Raw records:

--- BEGIN ---

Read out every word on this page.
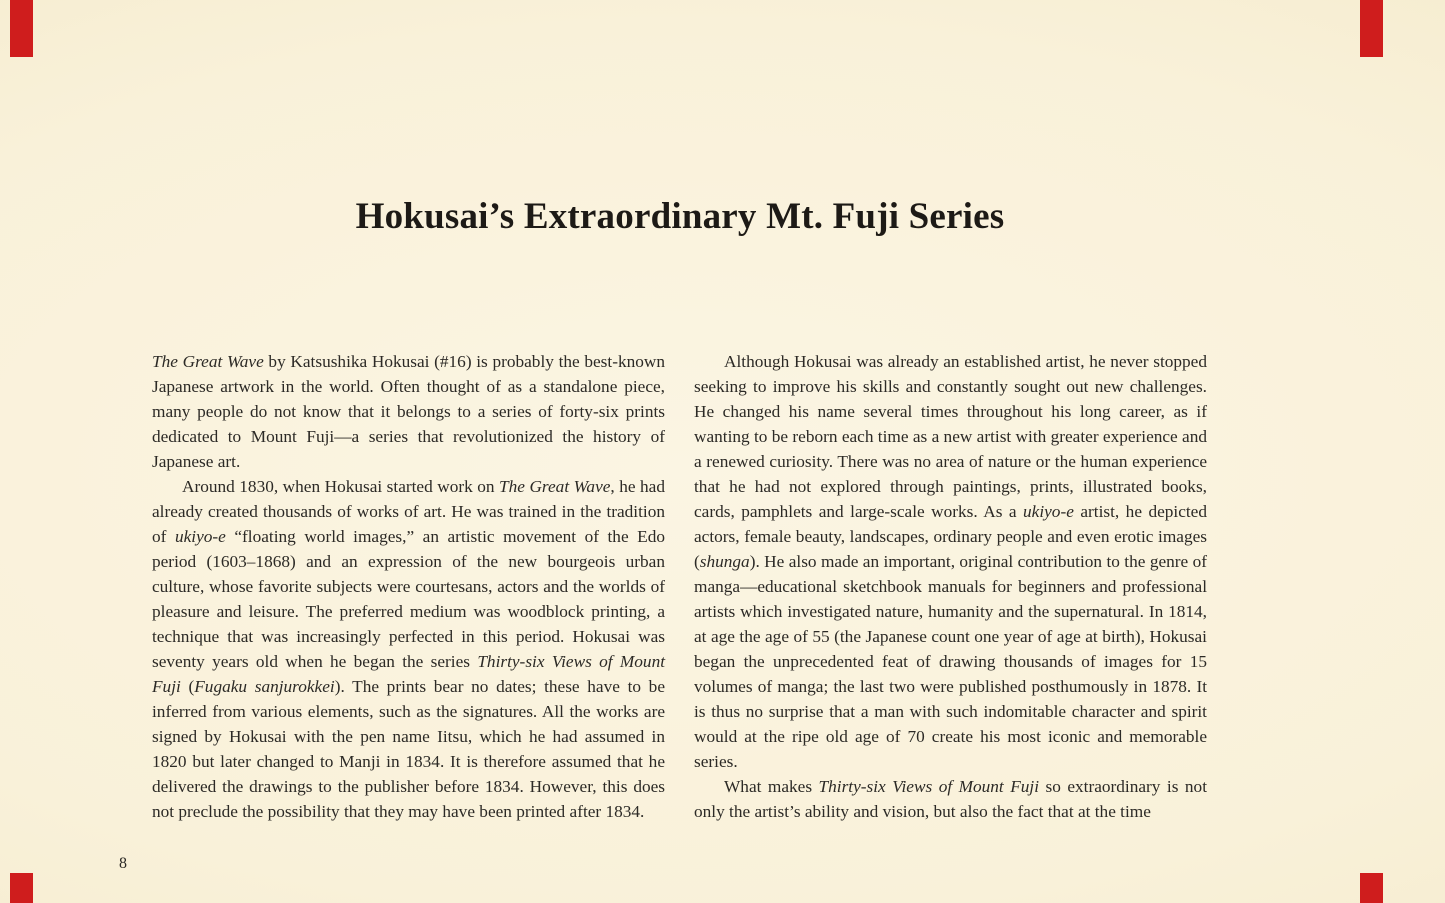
Hokusai’s Extraordinary Mt. Fuji Series

The Great Wave by Katsushika Hokusai (#16) is probably the best-known Japanese artwork in the world. Often thought of as a standalone piece, many people do not know that it belongs to a series of forty-six prints dedicated to Mount Fuji—a series that revolutionized the history of Japanese art.

Around 1830, when Hokusai started work on The Great Wave, he had already created thousands of works of art. He was trained in the tradition of ukiyo-e “floating world images,” an artistic movement of the Edo period (1603–1868) and an expression of the new bourgeois urban culture, whose favorite subjects were courtesans, actors and the worlds of pleasure and leisure. The preferred medium was woodblock printing, a technique that was increasingly perfected in this period. Hokusai was seventy years old when he began the series Thirty-six Views of Mount Fuji (Fugaku sanjurokkei). The prints bear no dates; these have to be inferred from various elements, such as the signatures. All the works are signed by Hokusai with the pen name Iitsu, which he had assumed in 1820 but later changed to Manji in 1834. It is therefore assumed that he delivered the drawings to the publisher before 1834. However, this does not preclude the possibility that they may have been printed after 1834.

Although Hokusai was already an established artist, he never stopped seeking to improve his skills and constantly sought out new challenges. He changed his name several times throughout his long career, as if wanting to be reborn each time as a new artist with greater experience and a renewed curiosity. There was no area of nature or the human experience that he had not explored through paintings, prints, illustrated books, cards, pamphlets and large-scale works. As a ukiyo-e artist, he depicted actors, female beauty, landscapes, ordinary people and even erotic images (shunga). He also made an important, original contribution to the genre of manga—educational sketchbook manuals for beginners and professional artists which investigated nature, humanity and the supernatural. In 1814, at age the age of 55 (the Japanese count one year of age at birth), Hokusai began the unprecedented feat of drawing thousands of images for 15 volumes of manga; the last two were published posthumously in 1878. It is thus no surprise that a man with such indomitable character and spirit would at the ripe old age of 70 create his most iconic and memorable series.

What makes Thirty-six Views of Mount Fuji so extraordinary is not only the artist’s ability and vision, but also the fact that at the time

8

--- END ---

**What you are asked to do:** Filter the entries above down to the lines containing the word "this".

**Reply to the exercise:**
Read out every word on this page.
Around 1830, when Hokusai started work on The Great Wave, he had already created thousands of works of art. He was trained in the tradition of ukiyo-e “floating world images,” an artistic movement of the Edo period (1603–1868) and an expression of the new bourgeois urban culture, whose favorite subjects were courtesans, actors and the worlds of pleasure and leisure. The preferred medium was woodblock printing, a technique that was increasingly perfected in this period. Hokusai was seventy years old when he began the series Thirty-six Views of Mount Fuji (Fugaku sanjurokkei). The prints bear no dates; these have to be inferred from various elements, such as the signatures. All the works are signed by Hokusai with the pen name Iitsu, which he had assumed in 1820 but later changed to Manji in 1834. It is therefore assumed that he delivered the drawings to the publisher before 1834. However, this does not preclude the possibility that they may have been printed after 1834.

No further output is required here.